(Data entries)
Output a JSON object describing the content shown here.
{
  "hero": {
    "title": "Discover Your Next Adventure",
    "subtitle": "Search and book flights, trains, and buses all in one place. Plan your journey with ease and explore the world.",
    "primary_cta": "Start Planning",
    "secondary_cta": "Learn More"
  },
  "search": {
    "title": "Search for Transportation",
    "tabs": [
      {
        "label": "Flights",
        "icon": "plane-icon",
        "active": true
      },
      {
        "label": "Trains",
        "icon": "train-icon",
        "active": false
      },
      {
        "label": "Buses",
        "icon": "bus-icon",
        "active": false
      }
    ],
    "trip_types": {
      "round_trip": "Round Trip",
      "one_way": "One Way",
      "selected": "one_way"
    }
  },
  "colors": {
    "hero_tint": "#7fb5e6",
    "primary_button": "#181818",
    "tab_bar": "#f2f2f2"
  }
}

_Given task_
Return all the data exactly as given.

_Response_
Output a JSON object describing the content shown here.
{
  "hero": {
    "title": "Discover Your Next Adventure",
    "subtitle": "Search and book flights, trains, and buses all in one place. Plan your journey with ease and explore the world.",
    "primary_cta": "Start Planning",
    "secondary_cta": "Learn More"
  },
  "search": {
    "title": "Search for Transportation",
    "tabs": [
      {
        "label": "Flights",
        "icon": "plane-icon",
        "active": true
      },
      {
        "label": "Trains",
        "icon": "train-icon",
        "active": false
      },
      {
        "label": "Buses",
        "icon": "bus-icon",
        "active": false
      }
    ],
    "trip_types": {
      "round_trip": "Round Trip",
      "one_way": "One Way",
      "selected": "one_way"
    }
  },
  "colors": {
    "hero_tint": "#7fb5e6",
    "primary_button": "#181818",
    "tab_bar": "#f2f2f2"
  }
}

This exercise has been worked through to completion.